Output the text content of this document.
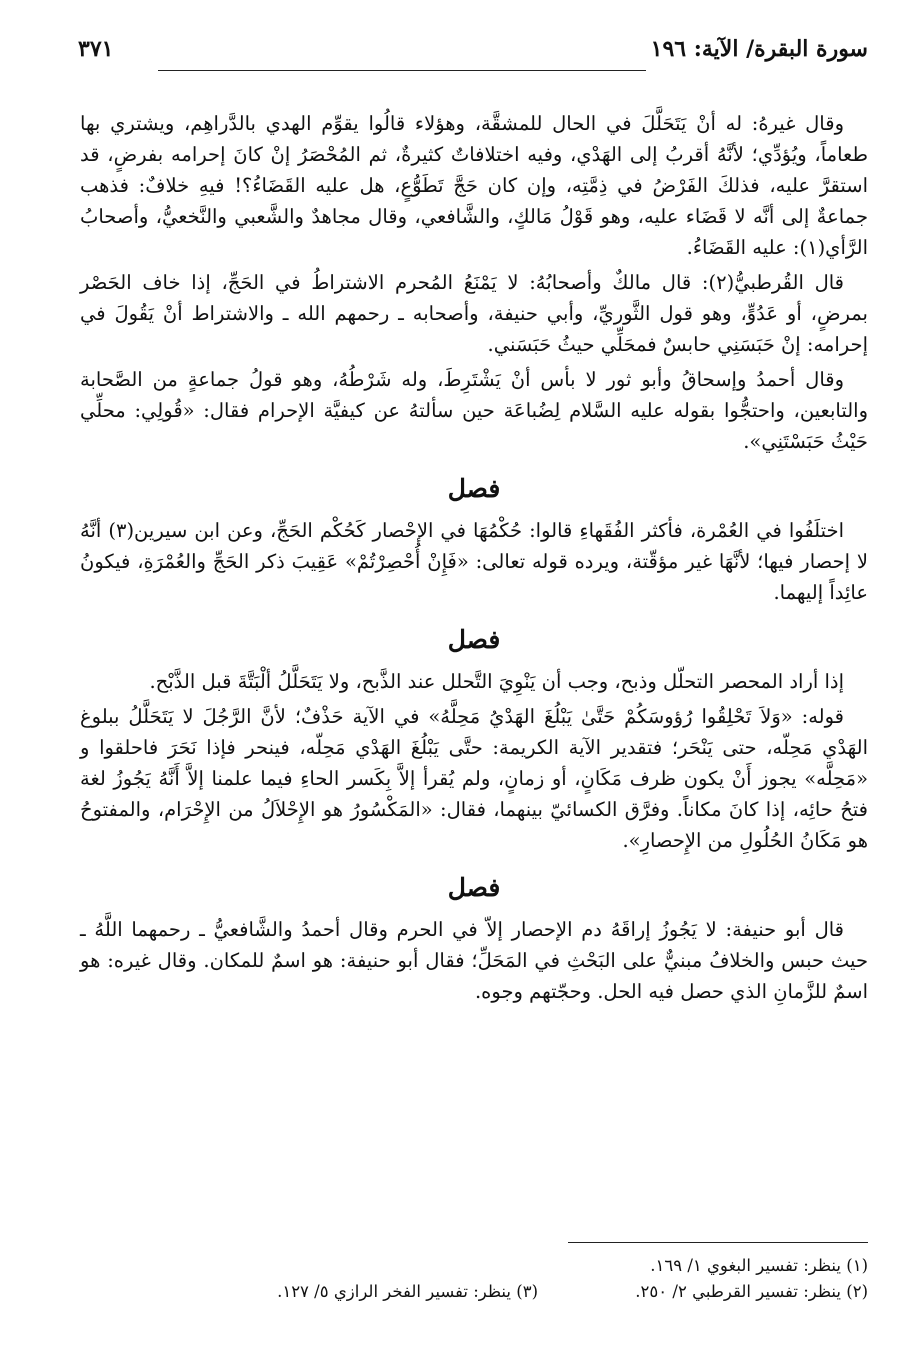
سورة البقرة/ الآية: ١٩٦
٣٧١

وقال غيرهُ: له أنْ يَتَحَلَّلَ في الحال للمشقَّة، وهؤلاء قالُوا يقوِّم الهدي بالدَّراهِم، ويشتري بها طعاماً، ويُؤدِّي؛ لأنَّهُ أقربُ إلى الهَدْي، وفيه اختلافاتٌ كثيرةٌ، ثم المُحْصَرُ إنْ كانَ إحرامه بفرضٍ، قد استقرَّ عليه، فذلكَ الفَرْضُ في ذِمَّتِه، وإن كان حَجَّ تَطَوُّعٍ، هل عليه القَضَاءُ؟! فيهِ خلافٌ: فذهب جماعةٌ إلى أنَّه لا قَضَاء عليه، وهو قَوْلُ مَالكٍ، والشَّافعي، وقال مجاهدٌ والشَّعبي والنَّخعيُّ، وأصحابُ الرَّأي(١): عليه القَضَاءُ.

قال القُرطبيُّ(٢): قال مالكٌ وأصحابُهُ: لا يَمْنَعُ المُحرم الاشتراطُ في الحَجِّ، إذا خاف الحَصْر بمرضٍ، أو عَدُوٍّ، وهو قول الثَّوريِّ، وأبي حنيفة، وأصحابه ـ رحمهم الله ـ والاشتراط أنْ يَقُولَ في إحرامه: إنْ حَبَسَنِي حابسٌ فمحَلِّي حيثُ حَبَسَني.

وقال أحمدُ وإسحاقُ وأبو ثور لا بأس أنْ يَشْتَرِطَ، وله شَرْطُهُ، وهو قولُ جماعةٍ من الصَّحابة والتابعين، واحتجُّوا بقوله عليه السَّلام لِضُباعَة حين سألتهُ عن كيفيَّة الإحرام فقال: «قُولِي: محلِّي حَيْثُ حَبَسْتَنِي».

فصل

اختلَفُوا في العُمْرة، فأكثر الفُقَهاءِ قالوا: حُكْمُهَا في الإحْصار كَحُكْم الحَجِّ، وعن ابن سيرين(٣) أنَّهُ لا إحصار فيها؛ لأنَّهَا غير مؤقّتة، ويرده قوله تعالى: «فَإِنْ أُحْصِرْتُمْ» عَقِيبَ ذكر الحَجِّ والعُمْرَةِ، فيكونُ عائِداً إليهما.

فصل

إذا أراد المحصر التحلّل وذبح، وجب أن يَنْوِيَ التَّحلل عند الذَّبح، ولا يَتَحَلَّلُ ألْبَتَّةَ قبل الذَّبْح.

قوله: «وَلاَ تَحْلِقُوا رُؤوسَكُمْ حَتَّىٰ يَبْلُغَ الهَدْيُ مَحِلَّهُ» في الآية حَذْفٌ؛ لأنَّ الرَّجُلَ لا يَتَحَلَّلُ ببلوغ الهَدْي مَحِلّه، حتى يَنْحَر؛ فتقدير الآية الكريمة: حتَّى يَبْلُغَ الهَدْي مَحِلّه، فينحر فإذا نَحَرَ فاحلقوا و «مَحِلَّه» يجوز أَنْ يكون ظرف مَكَانٍ، أو زمانٍ، ولم يُقرأ إلاَّ بِكَسر الحاءِ فيما علمنا إلاَّ أَنَّهُ يَجُوزُ لغة فتحُ حائِه، إذا كانَ مكاناً. وفرَّق الكسائيّ بينهما، فقال: «المَكْسُورُ هو الإِحْلاَلُ من الإِحْرَام، والمفتوحُ هو مَكَانُ الحُلُولِ من الإِحصارِ».

فصل

قال أبو حنيفة: لا يَجُوزُ إراقَهُ دم الإحصار إلاّ في الحرم وقال أحمدُ والشَّافعيُّ ـ رحمهما اللَّهُ ـ حيث حبس والخلافُ مبنيٌّ على البَحْثِ في المَحَلِّ؛ فقال أبو حنيفة: هو اسمٌ للمكان. وقال غيره: هو اسمٌ للزَّمانِ الذي حصل فيه الحل. وحجّتهم وجوه.

(١) ينظر: تفسير البغوي ١/ ١٦٩.
(٢) ينظر: تفسير القرطبي ٢/ ٢٥٠.
(٣) ينظر: تفسير الفخر الرازي ٥/ ١٢٧.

◆ What you should do: Of the lines in the listing, how many hold the word "تفسير"? Nothing but the number is needed.

◆ Result for this task: 3